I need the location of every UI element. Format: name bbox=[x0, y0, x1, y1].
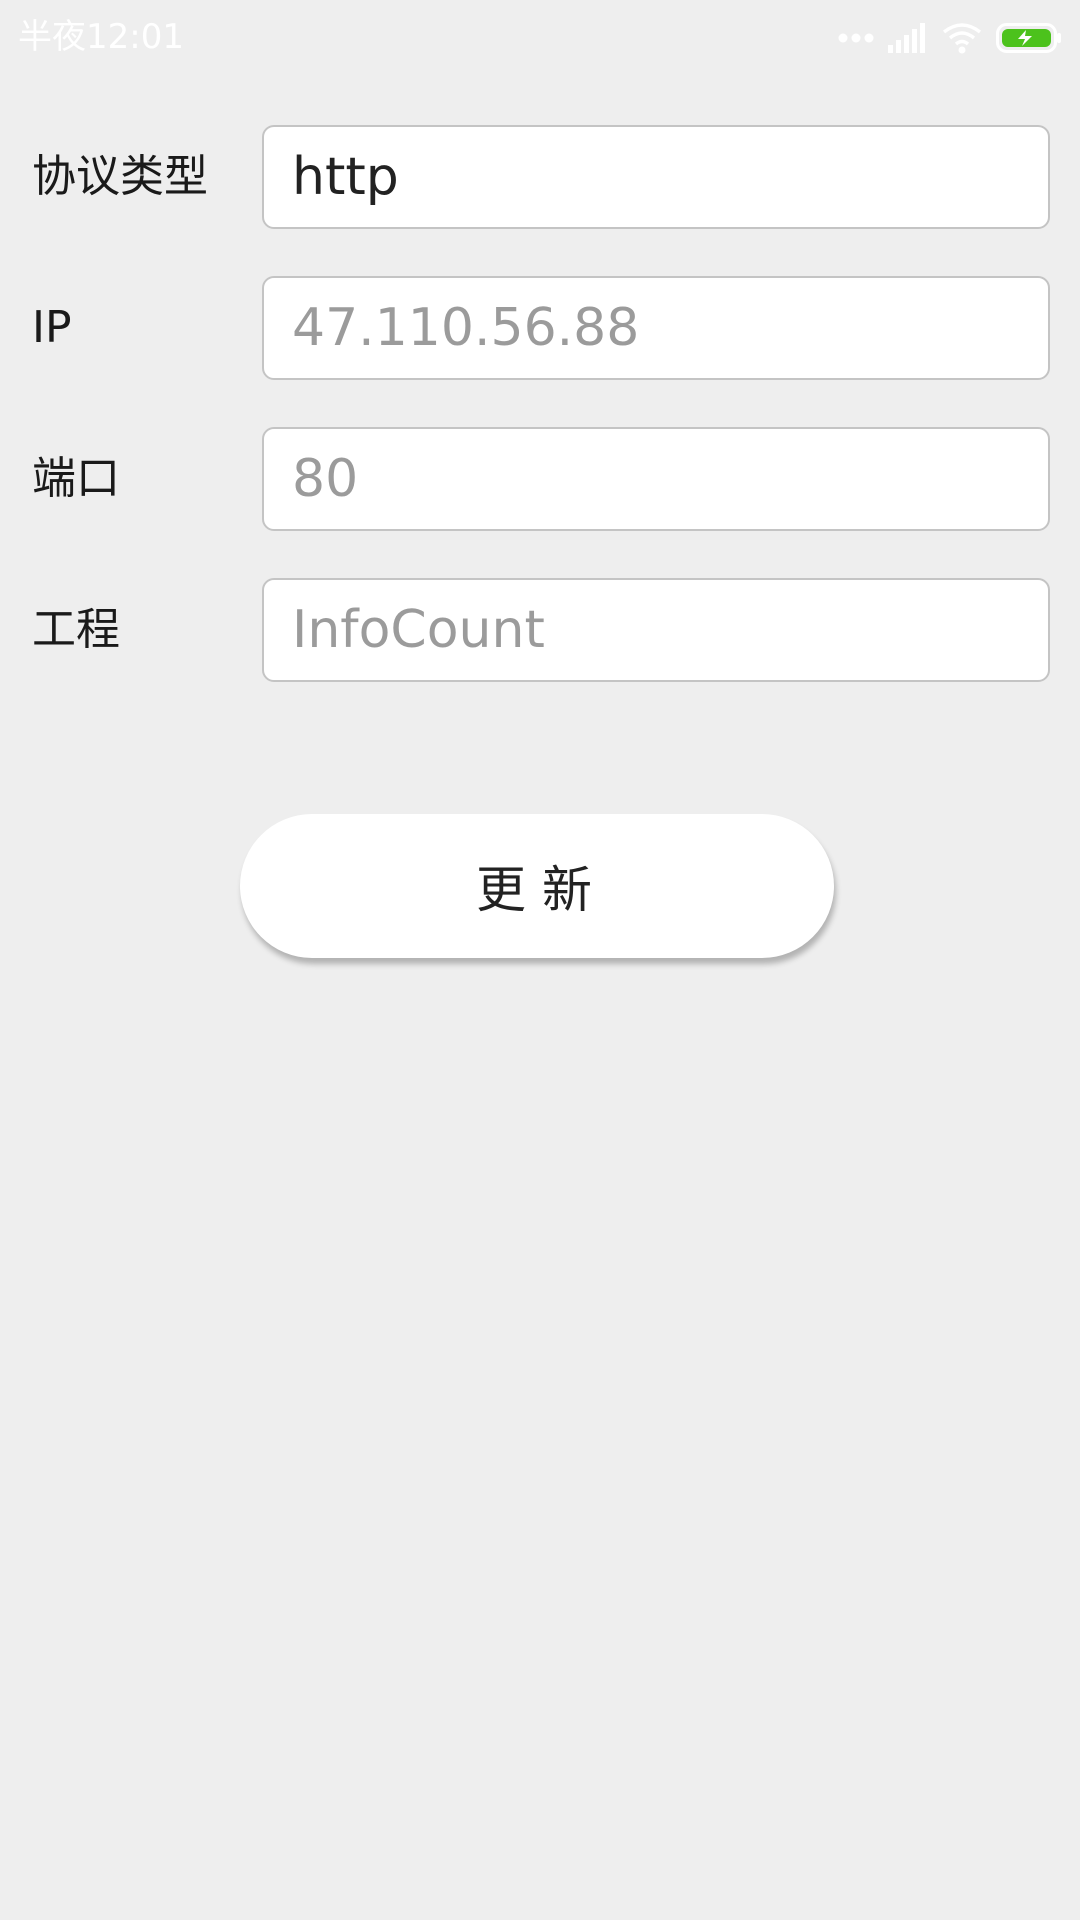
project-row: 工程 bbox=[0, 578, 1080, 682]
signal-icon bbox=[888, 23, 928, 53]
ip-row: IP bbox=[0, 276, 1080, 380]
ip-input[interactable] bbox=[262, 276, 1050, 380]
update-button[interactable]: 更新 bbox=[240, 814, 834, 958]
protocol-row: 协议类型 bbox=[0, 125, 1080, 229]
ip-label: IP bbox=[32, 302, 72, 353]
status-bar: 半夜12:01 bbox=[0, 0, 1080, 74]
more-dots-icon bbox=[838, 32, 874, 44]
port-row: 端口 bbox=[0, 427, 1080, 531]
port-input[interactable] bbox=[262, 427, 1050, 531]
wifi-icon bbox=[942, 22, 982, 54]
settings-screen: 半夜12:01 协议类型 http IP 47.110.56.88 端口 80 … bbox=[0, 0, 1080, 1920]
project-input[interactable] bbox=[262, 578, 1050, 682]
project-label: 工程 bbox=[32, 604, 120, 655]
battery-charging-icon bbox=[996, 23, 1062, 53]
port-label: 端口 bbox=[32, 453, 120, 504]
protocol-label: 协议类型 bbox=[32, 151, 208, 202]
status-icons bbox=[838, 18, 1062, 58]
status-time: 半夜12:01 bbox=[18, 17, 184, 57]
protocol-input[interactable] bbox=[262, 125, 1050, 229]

* * *

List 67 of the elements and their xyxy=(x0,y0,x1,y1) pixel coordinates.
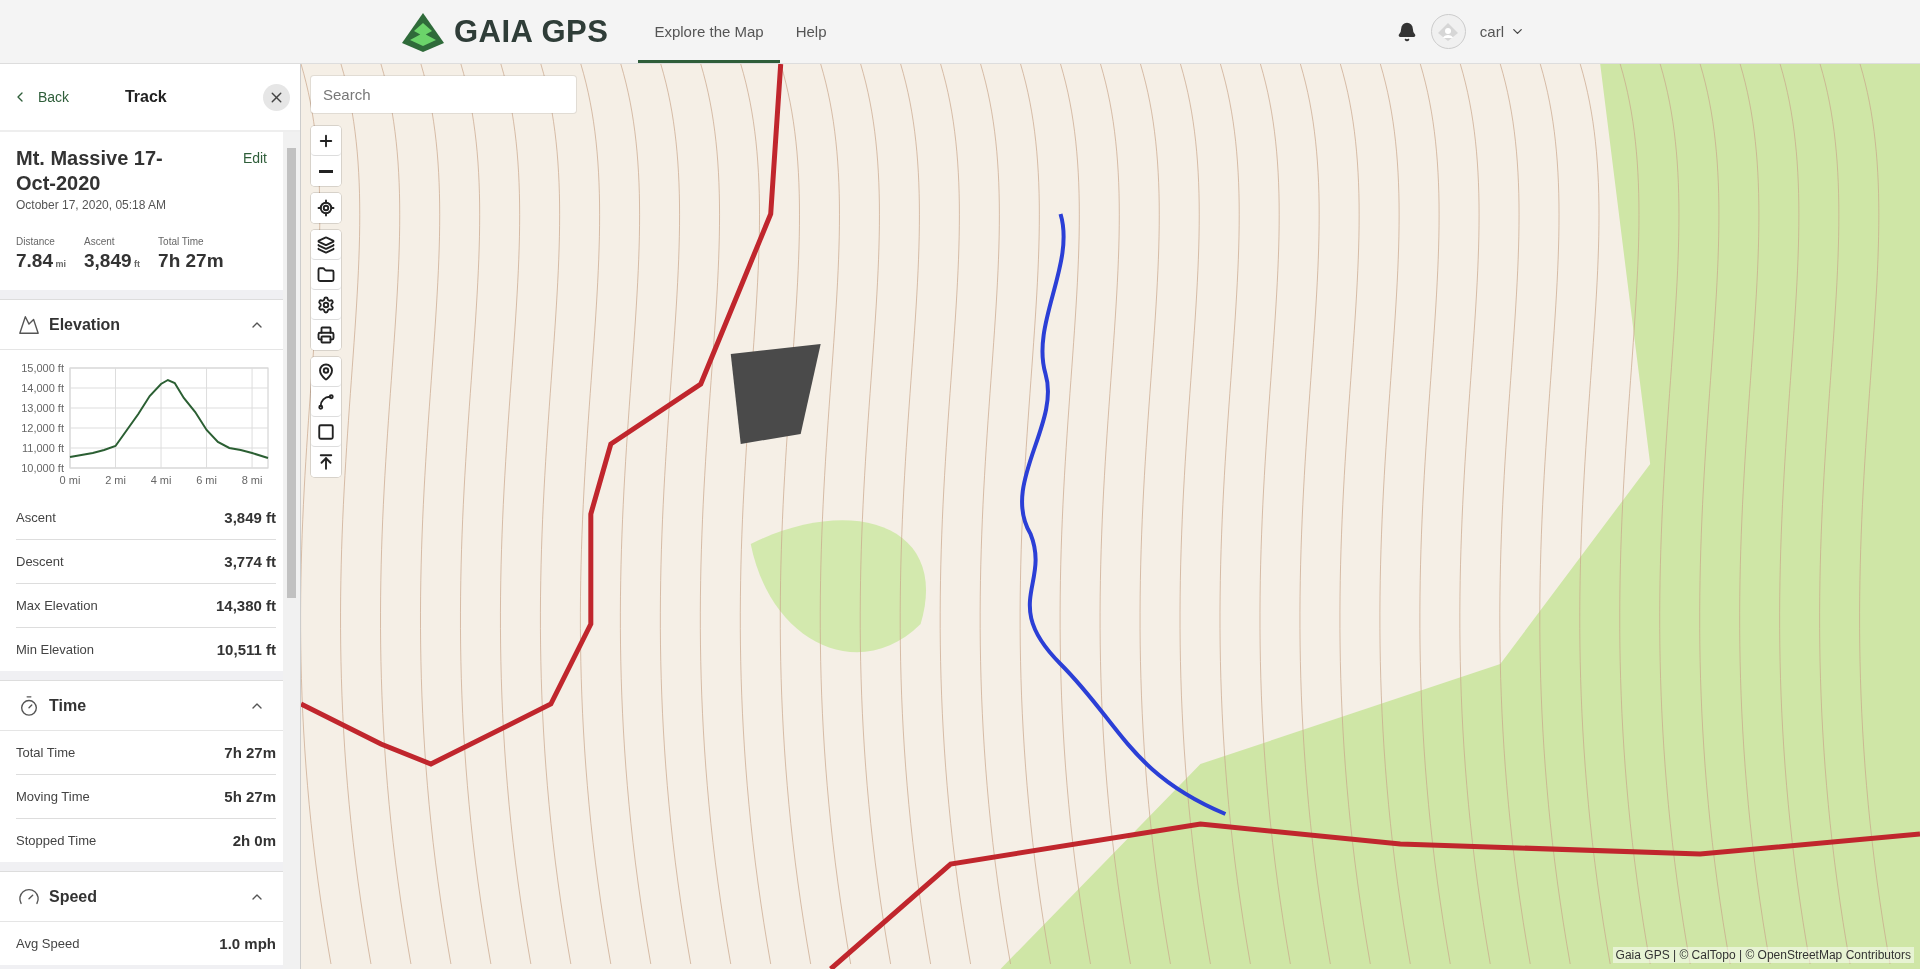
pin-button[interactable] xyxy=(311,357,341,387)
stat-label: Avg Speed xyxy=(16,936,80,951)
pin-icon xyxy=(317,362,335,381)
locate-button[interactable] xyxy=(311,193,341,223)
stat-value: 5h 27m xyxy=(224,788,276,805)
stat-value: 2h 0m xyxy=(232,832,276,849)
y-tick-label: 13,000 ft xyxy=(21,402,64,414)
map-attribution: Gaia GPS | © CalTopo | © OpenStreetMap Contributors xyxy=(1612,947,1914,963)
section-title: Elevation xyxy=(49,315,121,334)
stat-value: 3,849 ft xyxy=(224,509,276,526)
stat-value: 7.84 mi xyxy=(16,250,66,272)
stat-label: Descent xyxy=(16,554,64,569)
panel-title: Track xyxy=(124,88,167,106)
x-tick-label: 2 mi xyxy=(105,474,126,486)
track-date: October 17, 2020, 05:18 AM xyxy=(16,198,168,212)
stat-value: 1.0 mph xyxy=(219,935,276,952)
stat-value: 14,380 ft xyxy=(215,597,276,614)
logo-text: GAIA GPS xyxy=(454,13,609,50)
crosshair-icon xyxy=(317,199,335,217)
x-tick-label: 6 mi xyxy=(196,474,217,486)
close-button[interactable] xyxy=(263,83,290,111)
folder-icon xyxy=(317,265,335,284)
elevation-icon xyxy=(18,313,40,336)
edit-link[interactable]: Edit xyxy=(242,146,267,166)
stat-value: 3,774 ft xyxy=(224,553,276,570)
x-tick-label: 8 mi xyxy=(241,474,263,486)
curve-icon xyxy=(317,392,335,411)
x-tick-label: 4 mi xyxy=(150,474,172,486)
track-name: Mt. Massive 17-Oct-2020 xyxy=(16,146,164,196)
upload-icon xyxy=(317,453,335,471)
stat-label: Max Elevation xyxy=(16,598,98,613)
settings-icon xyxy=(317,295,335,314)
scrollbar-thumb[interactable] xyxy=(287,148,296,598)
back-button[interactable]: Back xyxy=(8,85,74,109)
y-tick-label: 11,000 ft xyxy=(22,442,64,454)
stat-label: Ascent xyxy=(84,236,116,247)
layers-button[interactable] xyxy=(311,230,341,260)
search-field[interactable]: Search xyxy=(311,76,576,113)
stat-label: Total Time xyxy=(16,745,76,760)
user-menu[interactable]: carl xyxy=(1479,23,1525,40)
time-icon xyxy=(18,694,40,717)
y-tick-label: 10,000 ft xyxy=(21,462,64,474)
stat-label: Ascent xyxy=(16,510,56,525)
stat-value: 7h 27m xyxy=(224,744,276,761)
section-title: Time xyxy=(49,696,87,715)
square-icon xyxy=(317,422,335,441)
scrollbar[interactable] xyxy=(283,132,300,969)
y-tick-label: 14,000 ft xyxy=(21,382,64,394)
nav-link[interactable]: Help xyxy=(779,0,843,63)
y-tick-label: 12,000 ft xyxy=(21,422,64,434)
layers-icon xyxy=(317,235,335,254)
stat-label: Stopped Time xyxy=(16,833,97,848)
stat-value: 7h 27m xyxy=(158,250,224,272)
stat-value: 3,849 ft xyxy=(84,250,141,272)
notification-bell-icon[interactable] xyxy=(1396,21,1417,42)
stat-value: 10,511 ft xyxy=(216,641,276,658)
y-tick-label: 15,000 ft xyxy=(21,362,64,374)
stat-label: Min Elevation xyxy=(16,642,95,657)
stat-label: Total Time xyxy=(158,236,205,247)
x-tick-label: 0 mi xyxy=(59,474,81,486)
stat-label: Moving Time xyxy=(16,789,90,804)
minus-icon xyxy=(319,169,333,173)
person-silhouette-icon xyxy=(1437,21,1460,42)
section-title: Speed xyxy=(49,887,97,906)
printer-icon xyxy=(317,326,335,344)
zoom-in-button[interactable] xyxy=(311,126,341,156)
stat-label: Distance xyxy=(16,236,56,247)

_DIRECTIONS_
Begin at the line that has "pin-button[interactable] xyxy=(311,357,341,387)" and copy each line word for word, stopping after the line that has "stat-label: Total Time xyxy=(16,745,76,760)".

_SOLVED PROBLEM_
pin-button[interactable] xyxy=(311,357,341,387)
stat-label: Avg Speed xyxy=(16,936,80,951)
pin-icon xyxy=(317,362,335,381)
locate-button[interactable] xyxy=(311,193,341,223)
stat-value: 5h 27m xyxy=(224,788,276,805)
stat-value: 2h 0m xyxy=(232,832,276,849)
y-tick-label: 13,000 ft xyxy=(21,402,64,414)
map-attribution: Gaia GPS | © CalTopo | © OpenStreetMap Contributors xyxy=(1612,947,1914,963)
section-title: Elevation xyxy=(49,315,121,334)
stat-value: 3,849 ft xyxy=(224,509,276,526)
stat-value: 7.84 mi xyxy=(16,250,66,272)
stat-label: Descent xyxy=(16,554,64,569)
panel-title: Track xyxy=(124,88,167,106)
x-tick-label: 2 mi xyxy=(105,474,126,486)
track-date: October 17, 2020, 05:18 AM xyxy=(16,198,168,212)
stat-value: 1.0 mph xyxy=(219,935,276,952)
stat-value: 14,380 ft xyxy=(215,597,276,614)
logo-text: GAIA GPS xyxy=(454,13,609,50)
crosshair-icon xyxy=(317,199,335,217)
x-tick-label: 6 mi xyxy=(196,474,217,486)
close-button[interactable] xyxy=(263,83,290,111)
folder-icon xyxy=(317,265,335,284)
elevation-icon xyxy=(18,313,40,336)
edit-link[interactable]: Edit xyxy=(242,146,267,166)
stat-value: 3,774 ft xyxy=(224,553,276,570)
x-tick-label: 8 mi xyxy=(241,474,263,486)
curve-icon xyxy=(317,392,335,411)
x-tick-label: 4 mi xyxy=(150,474,172,486)
track-name: Mt. Massive 17-Oct-2020 xyxy=(16,146,164,196)
upload-icon xyxy=(317,453,335,471)
stat-label: Max Elevation xyxy=(16,598,98,613)
settings-icon xyxy=(317,295,335,314)
scrollbar-thumb[interactable] xyxy=(287,148,296,598)
back-button[interactable]: Back xyxy=(8,85,74,109)
y-tick-label: 11,000 ft xyxy=(22,442,64,454)
stat-label: Ascent xyxy=(84,236,116,247)
layers-button[interactable] xyxy=(311,230,341,260)
search-field[interactable]: Search xyxy=(311,76,576,113)
stat-label: Total Time xyxy=(16,745,76,760)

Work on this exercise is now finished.